# START OF Material provided
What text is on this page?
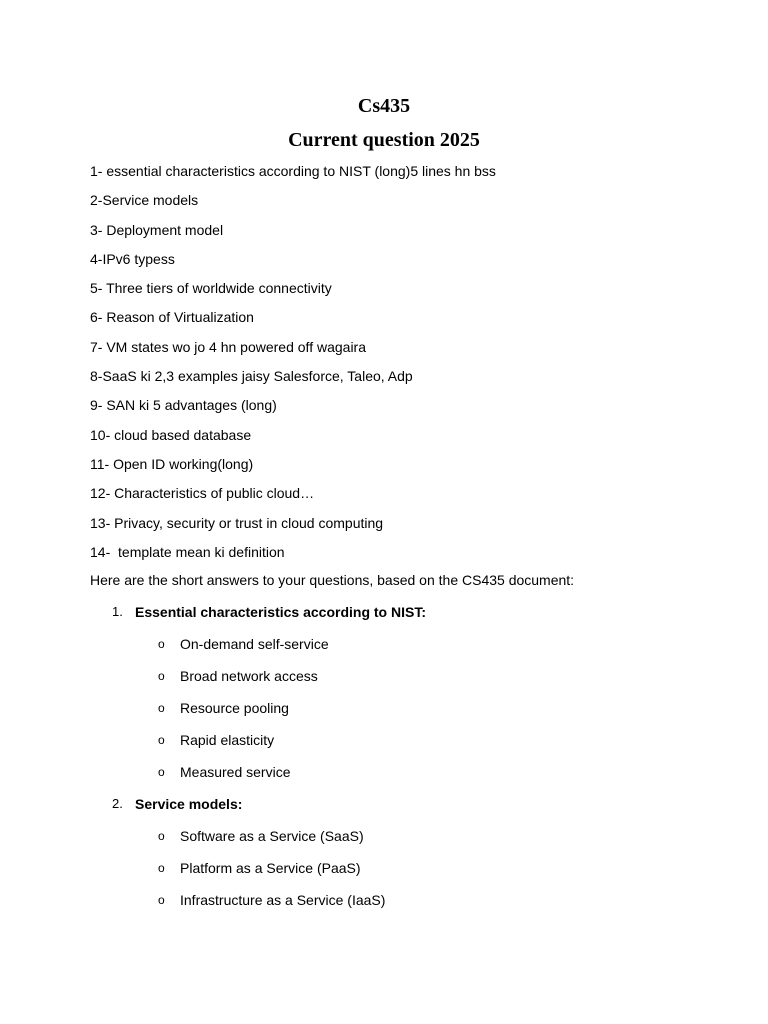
Cs435
Current question 2025
1- essential characteristics according to NIST (long)5 lines hn bss
2-Service models
3- Deployment model
4-IPv6 typess
5- Three tiers of worldwide connectivity
6- Reason of Virtualization
7- VM states wo jo 4 hn powered off wagaira
8-SaaS ki 2,3 examples jaisy Salesforce, Taleo, Adp
9- SAN ki 5 advantages (long)
10- cloud based database
11- Open ID working(long)
12- Characteristics of public cloud…
13- Privacy, security or trust in cloud computing
14-  template mean ki definition
Here are the short answers to your questions, based on the CS435 document:
1. Essential characteristics according to NIST:
o On-demand self-service
o Broad network access
o Resource pooling
o Rapid elasticity
o Measured service
2. Service models:
o Software as a Service (SaaS)
o Platform as a Service (PaaS)
o Infrastructure as a Service (IaaS)
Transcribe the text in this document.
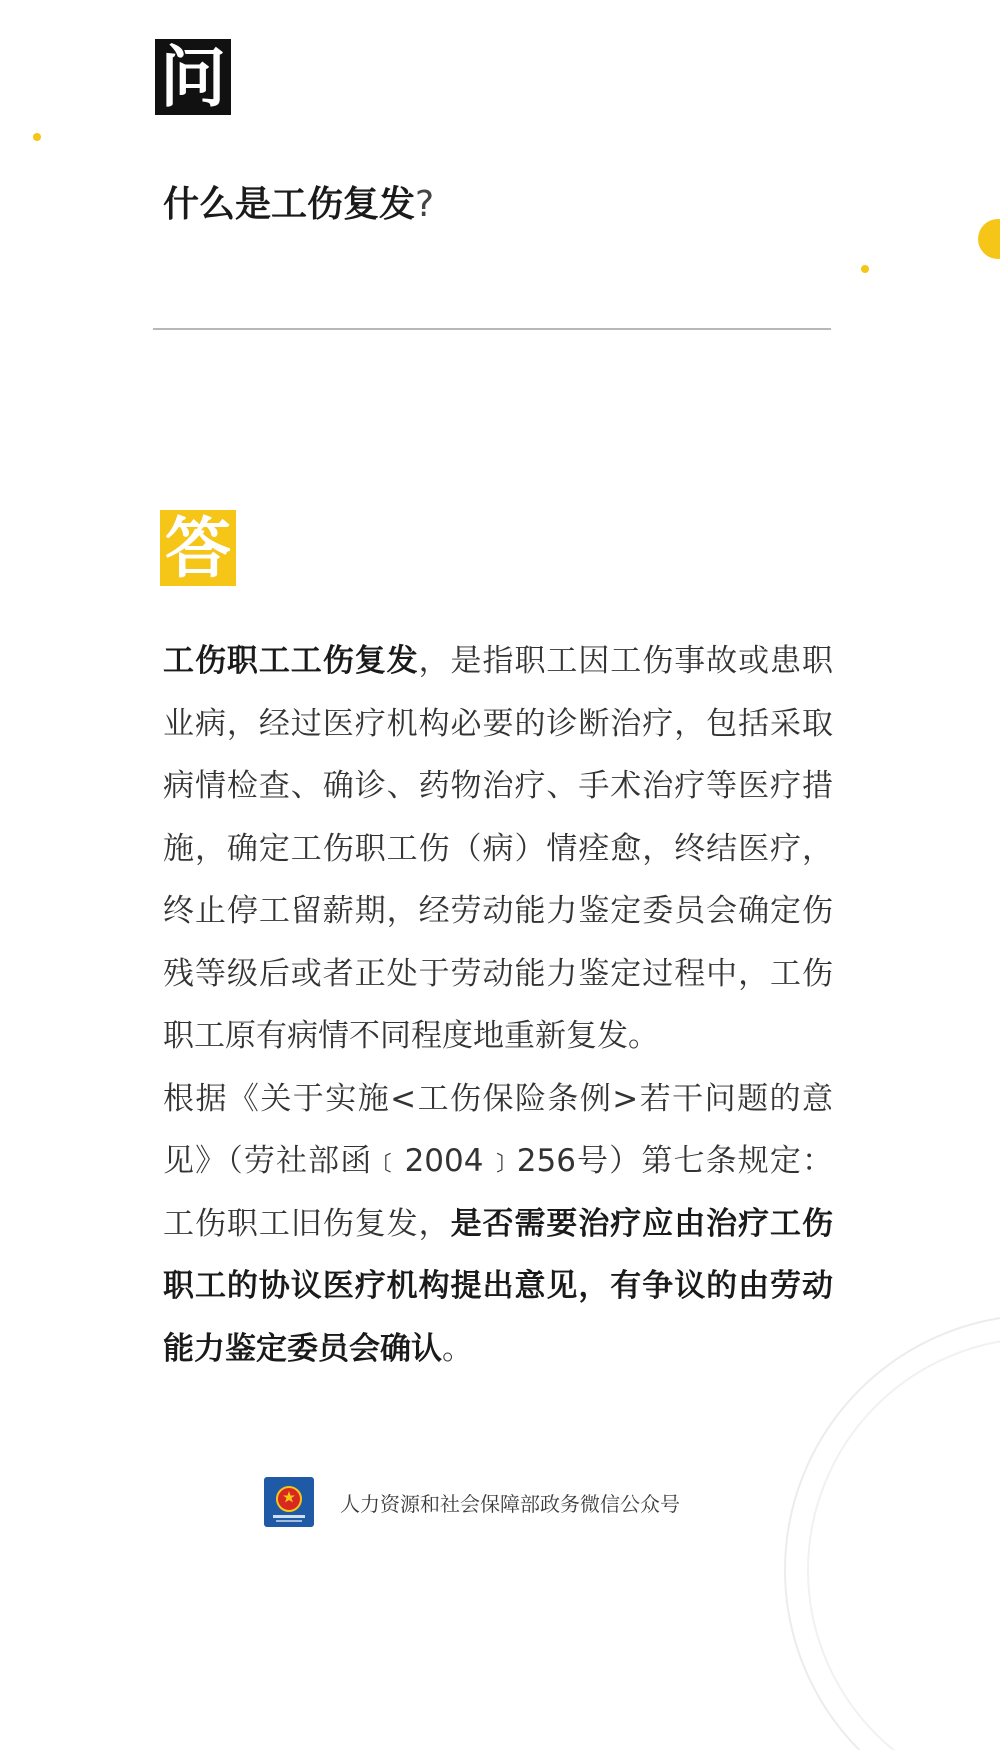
问
什么是工伤复发?
答

工伤职工工伤复发，是指职工因工伤事故或患职业病，经过医疗机构必要的诊断治疗，包括采取病情检查、确诊、药物治疗、手术治疗等医疗措施，确定工伤职工伤（病）情痊愈，终结医疗，终止停工留薪期，经劳动能力鉴定委员会确定伤残等级后或者正处于劳动能力鉴定过程中，工伤职工原有病情不同程度地重新复发。

根据《关于实施<工伤保险条例>若干问题的意见》（劳社部函﹝2004﹞256号）第七条规定：工伤职工旧伤复发，是否需要治疗应由治疗工伤职工的协议医疗机构提出意见，有争议的由劳动能力鉴定委员会确认。

人力资源和社会保障部政务微信公众号
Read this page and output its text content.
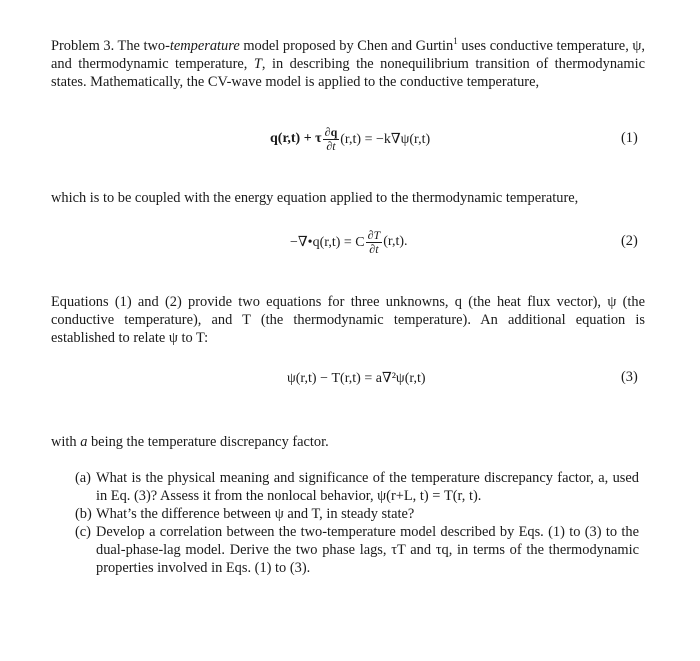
Problem 3. The two-temperature model proposed by Chen and Gurtin$^1$ uses conductive temperature, ψ, and thermodynamic temperature, T, in describing the nonequilibrium transition of thermodynamic states. Mathematically, the CV-wave model is applied to the conductive temperature,
q(r,t) + τ $\frac{\partial q}{\partial t} (r,t) = -k\nabla\psi(r,t)$	(1)
which is to be coupled with the energy equation applied to the thermodynamic temperature,
−∇•q(r,t) = C $\frac{\partial T}{\partial t} (r,t)$.	(2)
Equations (1) and (2) provide two equations for three unknowns, q (the heat flux vector), ψ (the conductive temperature), and T (the thermodynamic temperature). An additional equation is established to relate ψ to T:
ψ(r,t) − T(r,t) = a∇²ψ(r,t)	(3)
with a being the temperature discrepancy factor.
(a) What is the physical meaning and significance of the temperature discrepancy factor, a, used in Eq. (3)? Assess it from the nonlocal behavior, ψ(r+L, t) = T(r, t).
(b) What’s the difference between ψ and T, in steady state?
(c) Develop a correlation between the two-temperature model described by Eqs. (1) to (3) to the dual-phase-lag model. Derive the two phase lags, τT and τq, in terms of the thermodynamic properties involved in Eqs. (1) to (3).
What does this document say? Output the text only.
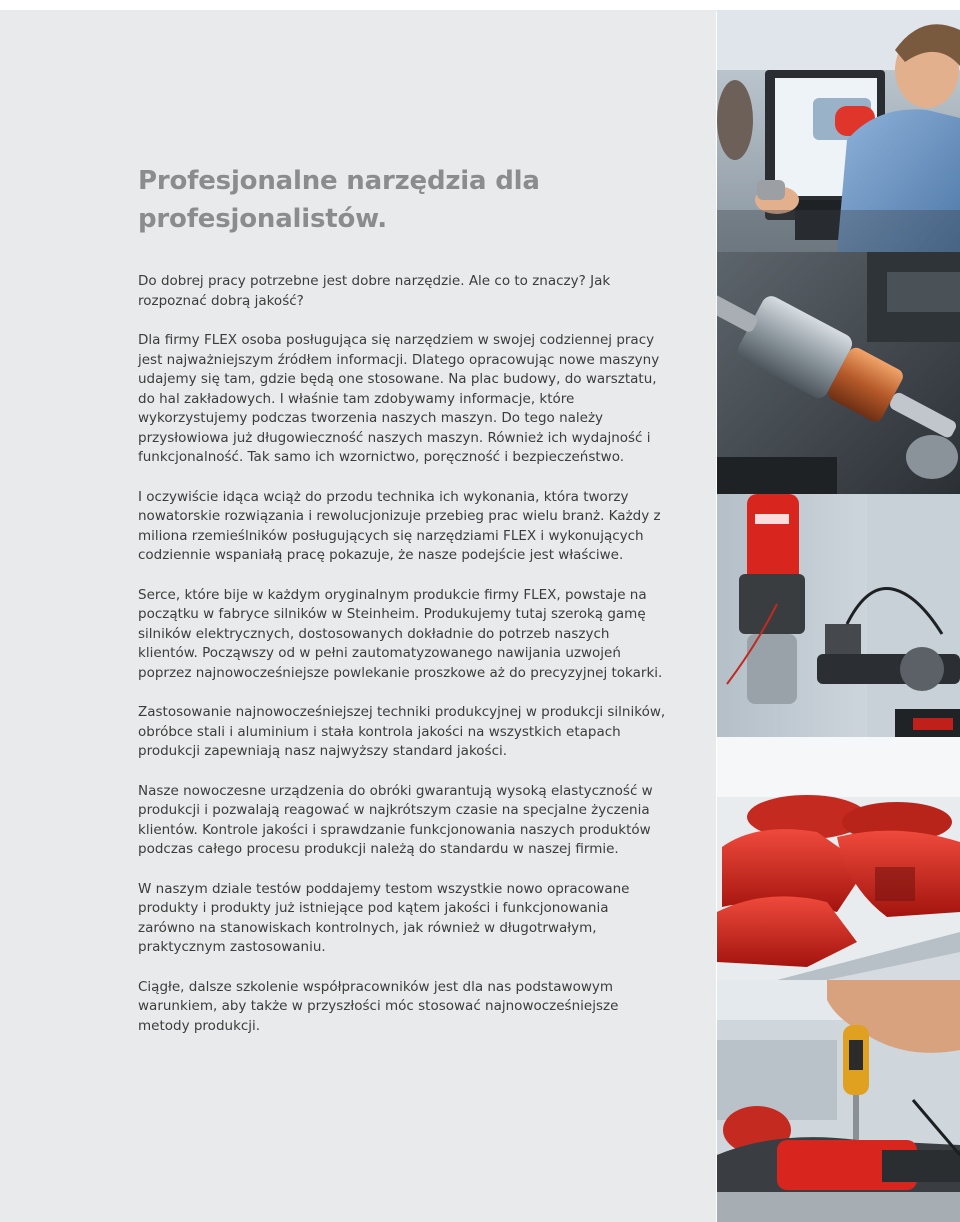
Profesjonalne narzędzia dla profesjonalistów.

Do dobrej pracy potrzebne jest dobre narzędzie. Ale co to znaczy? Jak rozpoznać dobrą jakość?

Dla firmy FLEX osoba posługująca się narzędziem w swojej codziennej pracy jest najważniejszym źródłem informacji. Dlatego opracowując nowe maszyny udajemy się tam, gdzie będą one stosowane. Na plac budowy, do warsztatu, do hal zakładowych. I właśnie tam zdobywamy informacje, które wykorzystujemy podczas tworzenia naszych maszyn. Do tego należy przysłowiowa już długowieczność naszych maszyn. Również ich wydajność i funkcjonalność. Tak samo ich wzornictwo, poręczność i bezpieczeństwo.

I oczywiście idąca wciąż do przodu technika ich wykonania, która tworzy nowatorskie rozwiązania i rewolucjonizuje przebieg prac wielu branż. Każdy z miliona rzemieślników posługujących się narzędziami FLEX i wykonujących codziennie wspaniałą pracę pokazuje, że nasze podejście jest właściwe.

Serce, które bije w każdym oryginalnym produkcie firmy FLEX, powstaje na początku w fabryce silników w Steinheim. Produkujemy tutaj szeroką gamę silników elektrycznych, dostosowanych dokładnie do potrzeb naszych klientów. Począwszy od w pełni zautomatyzowanego nawijania uzwojeń poprzez najnowocześniejsze powlekanie proszkowe aż do precyzyjnej tokarki.

Zastosowanie najnowocześniejszej techniki produkcyjnej w produkcji silników, obróbce stali i aluminium i stała kontrola jakości na wszystkich etapach produkcji zapewniają nasz najwyższy standard jakości.

Nasze nowoczesne urządzenia do obróki gwarantują wysoką elastyczność w produkcji i pozwalają reagować w najkrótszym czasie na specjalne życzenia klientów. Kontrole jakości i sprawdzanie funkcjonowania naszych produktów podczas całego procesu produkcji należą do standardu w naszej firmie.

W naszym dziale testów poddajemy testom wszystkie nowo opracowane produkty i produkty już istniejące pod kątem jakości i funkcjonowania zarówno na stanowiskach kontrolnych, jak również w długotrwałym, praktycznym zastosowaniu.

Ciągłe, dalsze szkolenie współpracowników jest dla nas podstawowym warunkiem, aby także w przyszłości móc stosować najnowocześniejsze metody produkcji.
# END OF Material provided
**Task objective**
Go through the entries above and output them exactly, without pictures.

**Final answer**
What text is on this page?
Cs435
Current question 2025
1- essential characteristics according to NIST (long)5 lines hn bss
2-Service models
3- Deployment model
4-IPv6 typess
5- Three tiers of worldwide connectivity
6- Reason of Virtualization
7- VM states wo jo 4 hn powered off wagaira
8-SaaS ki 2,3 examples jaisy Salesforce, Taleo, Adp
9- SAN ki 5 advantages (long)
10- cloud based database
11- Open ID working(long)
12- Characteristics of public cloud…
13- Privacy, security or trust in cloud computing
14-  template mean ki definition
Here are the short answers to your questions, based on the CS435 document:
1. Essential characteristics according to NIST:
o On-demand self-service
o Broad network access
o Resource pooling
o Rapid elasticity
o Measured service
2. Service models:
o Software as a Service (SaaS)
o Platform as a Service (PaaS)
o Infrastructure as a Service (IaaS)
Transcribe the text in this document.
问
什么是工伤复发?
答

工伤职工工伤复发，是指职工因工伤事故或患职业病，经过医疗机构必要的诊断治疗，包括采取病情检查、确诊、药物治疗、手术治疗等医疗措施，确定工伤职工伤（病）情痊愈，终结医疗，终止停工留薪期，经劳动能力鉴定委员会确定伤残等级后或者正处于劳动能力鉴定过程中，工伤职工原有病情不同程度地重新复发。

根据《关于实施<工伤保险条例>若干问题的意见》（劳社部函﹝2004﹞256号）第七条规定：工伤职工旧伤复发，是否需要治疗应由治疗工伤职工的协议医疗机构提出意见，有争议的由劳动能力鉴定委员会确认。

人力资源和社会保障部政务微信公众号
Read this page and output its text content.
Problem 3. The two-temperature model proposed by Chen and Gurtin$^1$ uses conductive temperature, ψ, and thermodynamic temperature, T, in describing the nonequilibrium transition of thermodynamic states. Mathematically, the CV-wave model is applied to the conductive temperature,
q(r,t) + τ $\frac{\partial q}{\partial t} (r,t) = -k\nabla\psi(r,t)$	(1)
which is to be coupled with the energy equation applied to the thermodynamic temperature,
−∇•q(r,t) = C $\frac{\partial T}{\partial t} (r,t)$.	(2)
Equations (1) and (2) provide two equations for three unknowns, q (the heat flux vector), ψ (the conductive temperature), and T (the thermodynamic temperature). An additional equation is established to relate ψ to T:
ψ(r,t) − T(r,t) = a∇²ψ(r,t)	(3)
with a being the temperature discrepancy factor.
(a) What is the physical meaning and significance of the temperature discrepancy factor, a, used in Eq. (3)? Assess it from the nonlocal behavior, ψ(r+L, t) = T(r, t).
(b) What’s the difference between ψ and T, in steady state?
(c) Develop a correlation between the two-temperature model described by Eqs. (1) to (3) to the dual-phase-lag model. Derive the two phase lags, τT and τq, in terms of the thermodynamic properties involved in Eqs. (1) to (3).
What does this document say? Output the text only.
Profesjonalne narzędzia dla profesjonalistów.

Do dobrej pracy potrzebne jest dobre narzędzie. Ale co to znaczy? Jak rozpoznać dobrą jakość?

Dla firmy FLEX osoba posługująca się narzędziem w swojej codziennej pracy jest najważniejszym źródłem informacji. Dlatego opracowując nowe maszyny udajemy się tam, gdzie będą one stosowane. Na plac budowy, do warsztatu, do hal zakładowych. I właśnie tam zdobywamy informacje, które wykorzystujemy podczas tworzenia naszych maszyn. Do tego należy przysłowiowa już długowieczność naszych maszyn. Również ich wydajność i funkcjonalność. Tak samo ich wzornictwo, poręczność i bezpieczeństwo.

I oczywiście idąca wciąż do przodu technika ich wykonania, która tworzy nowatorskie rozwiązania i rewolucjonizuje przebieg prac wielu branż. Każdy z miliona rzemieślników posługujących się narzędziami FLEX i wykonujących codziennie wspaniałą pracę pokazuje, że nasze podejście jest właściwe.

Serce, które bije w każdym oryginalnym produkcie firmy FLEX, powstaje na początku w fabryce silników w Steinheim. Produkujemy tutaj szeroką gamę silników elektrycznych, dostosowanych dokładnie do potrzeb naszych klientów. Począwszy od w pełni zautomatyzowanego nawijania uzwojeń poprzez najnowocześniejsze powlekanie proszkowe aż do precyzyjnej tokarki.

Zastosowanie najnowocześniejszej techniki produkcyjnej w produkcji silników, obróbce stali i aluminium i stała kontrola jakości na wszystkich etapach produkcji zapewniają nasz najwyższy standard jakości.

Nasze nowoczesne urządzenia do obróki gwarantują wysoką elastyczność w produkcji i pozwalają reagować w najkrótszym czasie na specjalne życzenia klientów. Kontrole jakości i sprawdzanie funkcjonowania naszych produktów podczas całego procesu produkcji należą do standardu w naszej firmie.

W naszym dziale testów poddajemy testom wszystkie nowo opracowane produkty i produkty już istniejące pod kątem jakości i funkcjonowania zarówno na stanowiskach kontrolnych, jak również w długotrwałym, praktycznym zastosowaniu.

Ciągłe, dalsze szkolenie współpracowników jest dla nas podstawowym warunkiem, aby także w przyszłości móc stosować najnowocześniejsze metody produkcji.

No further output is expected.